DIRECTIVE:
Find the lines containing "title" and say how many there are, with no other words.

MATERIAL FOR THIS EXERCISE:

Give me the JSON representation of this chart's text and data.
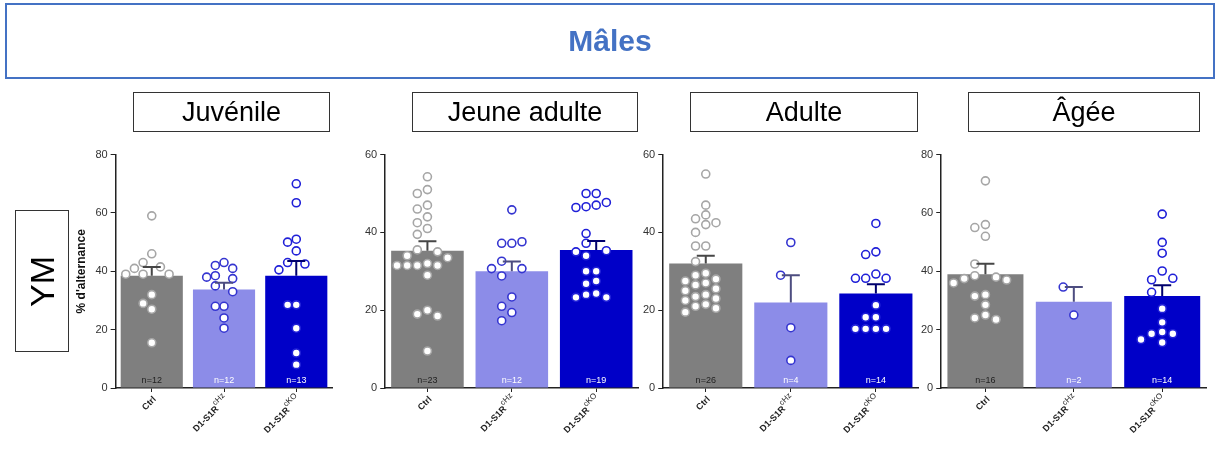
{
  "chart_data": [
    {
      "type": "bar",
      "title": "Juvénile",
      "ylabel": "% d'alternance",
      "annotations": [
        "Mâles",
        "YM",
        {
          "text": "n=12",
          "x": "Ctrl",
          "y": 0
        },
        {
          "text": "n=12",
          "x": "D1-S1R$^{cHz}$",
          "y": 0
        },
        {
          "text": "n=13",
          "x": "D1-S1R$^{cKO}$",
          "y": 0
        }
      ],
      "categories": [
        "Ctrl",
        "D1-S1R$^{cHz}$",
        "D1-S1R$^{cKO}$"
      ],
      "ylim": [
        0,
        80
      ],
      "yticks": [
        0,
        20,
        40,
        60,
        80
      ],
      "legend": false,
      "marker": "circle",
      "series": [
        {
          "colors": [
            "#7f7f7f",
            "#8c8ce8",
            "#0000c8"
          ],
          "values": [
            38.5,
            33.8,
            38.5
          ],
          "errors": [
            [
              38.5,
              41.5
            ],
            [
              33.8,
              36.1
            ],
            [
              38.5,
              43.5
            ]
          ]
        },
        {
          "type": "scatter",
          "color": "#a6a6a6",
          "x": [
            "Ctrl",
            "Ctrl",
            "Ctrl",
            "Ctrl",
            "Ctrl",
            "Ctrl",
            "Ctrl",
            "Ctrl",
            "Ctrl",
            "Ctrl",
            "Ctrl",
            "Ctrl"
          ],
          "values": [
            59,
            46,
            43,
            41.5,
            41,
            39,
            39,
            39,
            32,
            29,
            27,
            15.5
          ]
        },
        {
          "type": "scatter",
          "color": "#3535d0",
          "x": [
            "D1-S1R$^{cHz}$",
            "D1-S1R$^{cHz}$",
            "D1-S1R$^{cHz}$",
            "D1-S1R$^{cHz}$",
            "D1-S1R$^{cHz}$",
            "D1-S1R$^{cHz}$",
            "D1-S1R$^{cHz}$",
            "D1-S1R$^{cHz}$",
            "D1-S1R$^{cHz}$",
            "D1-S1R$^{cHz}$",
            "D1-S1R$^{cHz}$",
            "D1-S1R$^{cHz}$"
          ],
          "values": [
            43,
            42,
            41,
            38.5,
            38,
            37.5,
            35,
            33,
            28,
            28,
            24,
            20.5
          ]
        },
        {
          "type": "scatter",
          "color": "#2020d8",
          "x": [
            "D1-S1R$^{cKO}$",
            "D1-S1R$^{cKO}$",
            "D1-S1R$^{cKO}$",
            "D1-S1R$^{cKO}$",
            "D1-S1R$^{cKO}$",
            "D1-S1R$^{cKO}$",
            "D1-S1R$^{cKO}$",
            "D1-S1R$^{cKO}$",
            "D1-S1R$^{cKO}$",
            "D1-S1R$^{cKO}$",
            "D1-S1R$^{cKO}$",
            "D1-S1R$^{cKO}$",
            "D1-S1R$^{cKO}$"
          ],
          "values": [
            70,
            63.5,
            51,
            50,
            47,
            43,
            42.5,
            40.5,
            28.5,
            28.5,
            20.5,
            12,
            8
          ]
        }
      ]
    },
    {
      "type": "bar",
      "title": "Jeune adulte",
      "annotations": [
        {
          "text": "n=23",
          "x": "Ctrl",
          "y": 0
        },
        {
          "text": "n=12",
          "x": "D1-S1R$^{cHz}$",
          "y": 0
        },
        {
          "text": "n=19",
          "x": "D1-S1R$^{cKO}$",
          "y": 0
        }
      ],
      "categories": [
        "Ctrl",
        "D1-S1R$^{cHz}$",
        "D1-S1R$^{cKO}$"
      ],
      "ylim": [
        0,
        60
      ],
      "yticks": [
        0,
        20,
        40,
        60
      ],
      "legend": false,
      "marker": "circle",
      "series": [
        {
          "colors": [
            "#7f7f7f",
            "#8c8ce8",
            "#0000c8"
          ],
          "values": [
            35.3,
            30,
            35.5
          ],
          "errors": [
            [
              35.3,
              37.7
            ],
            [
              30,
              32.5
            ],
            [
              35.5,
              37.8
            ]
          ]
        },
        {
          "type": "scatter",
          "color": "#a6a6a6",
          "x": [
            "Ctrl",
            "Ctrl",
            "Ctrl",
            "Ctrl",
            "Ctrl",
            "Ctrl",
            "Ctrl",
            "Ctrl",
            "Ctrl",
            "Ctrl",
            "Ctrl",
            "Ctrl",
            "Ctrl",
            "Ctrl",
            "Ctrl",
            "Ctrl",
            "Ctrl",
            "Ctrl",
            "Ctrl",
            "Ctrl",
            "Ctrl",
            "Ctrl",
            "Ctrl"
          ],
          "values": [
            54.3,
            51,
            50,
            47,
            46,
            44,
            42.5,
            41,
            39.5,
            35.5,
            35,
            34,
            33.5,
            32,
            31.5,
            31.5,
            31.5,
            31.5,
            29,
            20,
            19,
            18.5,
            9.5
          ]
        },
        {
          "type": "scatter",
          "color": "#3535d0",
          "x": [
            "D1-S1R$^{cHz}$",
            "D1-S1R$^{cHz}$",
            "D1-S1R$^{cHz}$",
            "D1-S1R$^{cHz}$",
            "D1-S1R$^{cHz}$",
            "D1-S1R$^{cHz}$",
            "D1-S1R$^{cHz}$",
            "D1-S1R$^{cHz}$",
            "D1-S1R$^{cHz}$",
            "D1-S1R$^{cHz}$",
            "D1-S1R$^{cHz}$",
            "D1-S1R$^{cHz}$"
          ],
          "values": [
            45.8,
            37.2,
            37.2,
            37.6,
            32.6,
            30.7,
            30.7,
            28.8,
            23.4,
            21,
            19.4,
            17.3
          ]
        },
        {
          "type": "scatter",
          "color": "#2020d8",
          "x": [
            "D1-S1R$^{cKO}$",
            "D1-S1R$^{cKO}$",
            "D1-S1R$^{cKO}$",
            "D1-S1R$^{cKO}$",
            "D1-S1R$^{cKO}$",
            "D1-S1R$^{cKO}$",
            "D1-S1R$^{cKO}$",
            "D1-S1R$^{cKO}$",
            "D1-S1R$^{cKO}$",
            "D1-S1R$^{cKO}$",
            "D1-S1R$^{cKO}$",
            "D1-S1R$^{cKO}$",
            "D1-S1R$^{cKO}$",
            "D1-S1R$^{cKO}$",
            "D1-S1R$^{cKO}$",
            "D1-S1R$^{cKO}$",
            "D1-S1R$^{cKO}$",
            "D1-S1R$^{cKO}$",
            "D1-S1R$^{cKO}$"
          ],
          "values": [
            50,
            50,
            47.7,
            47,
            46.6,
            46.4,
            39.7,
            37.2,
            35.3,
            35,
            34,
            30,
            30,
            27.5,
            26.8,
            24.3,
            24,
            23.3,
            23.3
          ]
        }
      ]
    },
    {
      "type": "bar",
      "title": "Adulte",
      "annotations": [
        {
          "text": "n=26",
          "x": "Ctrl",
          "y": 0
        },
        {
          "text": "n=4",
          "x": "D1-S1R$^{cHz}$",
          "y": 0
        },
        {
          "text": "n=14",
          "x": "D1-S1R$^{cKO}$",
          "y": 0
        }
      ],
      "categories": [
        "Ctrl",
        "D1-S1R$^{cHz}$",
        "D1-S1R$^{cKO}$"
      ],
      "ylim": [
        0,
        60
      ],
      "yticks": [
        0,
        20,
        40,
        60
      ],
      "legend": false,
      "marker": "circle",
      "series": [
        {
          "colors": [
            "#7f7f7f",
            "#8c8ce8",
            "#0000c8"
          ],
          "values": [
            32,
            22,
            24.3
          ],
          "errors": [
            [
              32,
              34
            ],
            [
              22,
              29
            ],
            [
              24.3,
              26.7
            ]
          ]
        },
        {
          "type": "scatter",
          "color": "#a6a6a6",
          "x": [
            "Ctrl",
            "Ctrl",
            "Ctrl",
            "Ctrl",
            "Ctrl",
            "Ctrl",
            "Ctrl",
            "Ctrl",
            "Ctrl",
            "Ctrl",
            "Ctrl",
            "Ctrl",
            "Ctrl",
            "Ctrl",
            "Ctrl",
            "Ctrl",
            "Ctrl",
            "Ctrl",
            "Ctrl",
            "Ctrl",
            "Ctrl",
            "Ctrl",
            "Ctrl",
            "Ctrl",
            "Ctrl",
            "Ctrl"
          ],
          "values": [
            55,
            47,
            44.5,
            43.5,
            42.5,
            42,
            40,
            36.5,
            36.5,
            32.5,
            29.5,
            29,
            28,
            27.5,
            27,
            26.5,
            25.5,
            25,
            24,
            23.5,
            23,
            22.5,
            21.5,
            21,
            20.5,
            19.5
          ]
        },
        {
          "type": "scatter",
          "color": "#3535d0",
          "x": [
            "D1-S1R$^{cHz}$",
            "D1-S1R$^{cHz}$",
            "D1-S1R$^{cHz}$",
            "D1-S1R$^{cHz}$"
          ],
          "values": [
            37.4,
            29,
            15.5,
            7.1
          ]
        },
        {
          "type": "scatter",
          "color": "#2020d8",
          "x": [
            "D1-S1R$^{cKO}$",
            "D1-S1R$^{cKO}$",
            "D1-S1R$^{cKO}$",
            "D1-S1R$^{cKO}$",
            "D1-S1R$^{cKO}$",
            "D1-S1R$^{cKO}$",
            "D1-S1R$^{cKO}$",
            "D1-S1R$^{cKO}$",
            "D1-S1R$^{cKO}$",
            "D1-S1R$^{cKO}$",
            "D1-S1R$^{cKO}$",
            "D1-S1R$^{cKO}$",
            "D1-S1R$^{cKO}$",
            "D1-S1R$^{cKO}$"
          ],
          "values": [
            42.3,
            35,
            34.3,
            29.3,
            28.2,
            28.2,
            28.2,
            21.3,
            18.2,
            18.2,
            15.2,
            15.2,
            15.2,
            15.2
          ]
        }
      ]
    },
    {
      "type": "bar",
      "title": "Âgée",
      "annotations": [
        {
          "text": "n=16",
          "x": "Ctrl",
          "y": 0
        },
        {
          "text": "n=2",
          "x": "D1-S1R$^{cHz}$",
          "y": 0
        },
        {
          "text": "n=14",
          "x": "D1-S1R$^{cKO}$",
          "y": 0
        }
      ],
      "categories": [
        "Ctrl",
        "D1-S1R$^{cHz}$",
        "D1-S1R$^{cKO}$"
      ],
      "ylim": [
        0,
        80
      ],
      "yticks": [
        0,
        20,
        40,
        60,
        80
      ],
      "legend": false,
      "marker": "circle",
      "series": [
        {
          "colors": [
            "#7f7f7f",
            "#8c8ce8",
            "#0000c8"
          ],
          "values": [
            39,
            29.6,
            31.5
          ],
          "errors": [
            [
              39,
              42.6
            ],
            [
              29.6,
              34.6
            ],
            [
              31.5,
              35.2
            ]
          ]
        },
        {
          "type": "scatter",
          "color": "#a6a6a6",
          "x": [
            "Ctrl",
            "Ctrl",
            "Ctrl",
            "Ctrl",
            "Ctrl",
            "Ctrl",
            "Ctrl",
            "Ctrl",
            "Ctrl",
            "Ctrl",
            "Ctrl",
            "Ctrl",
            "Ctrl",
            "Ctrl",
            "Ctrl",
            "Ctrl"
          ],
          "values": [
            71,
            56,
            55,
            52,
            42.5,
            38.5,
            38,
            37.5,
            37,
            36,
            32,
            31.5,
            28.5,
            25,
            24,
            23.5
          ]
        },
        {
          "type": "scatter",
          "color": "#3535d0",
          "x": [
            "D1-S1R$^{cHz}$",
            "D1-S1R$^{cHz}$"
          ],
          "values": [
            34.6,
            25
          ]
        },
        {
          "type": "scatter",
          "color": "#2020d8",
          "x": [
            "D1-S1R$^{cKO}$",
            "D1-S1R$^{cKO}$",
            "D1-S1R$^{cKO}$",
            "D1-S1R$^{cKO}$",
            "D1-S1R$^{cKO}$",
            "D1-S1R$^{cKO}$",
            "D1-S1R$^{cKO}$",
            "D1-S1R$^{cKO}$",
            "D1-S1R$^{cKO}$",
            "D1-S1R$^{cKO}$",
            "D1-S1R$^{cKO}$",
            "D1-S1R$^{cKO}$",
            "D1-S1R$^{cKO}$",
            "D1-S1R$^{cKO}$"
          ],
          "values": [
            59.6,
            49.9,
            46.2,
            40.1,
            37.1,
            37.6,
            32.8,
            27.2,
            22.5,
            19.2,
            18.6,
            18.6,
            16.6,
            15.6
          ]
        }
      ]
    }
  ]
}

RESULT BELOW:
4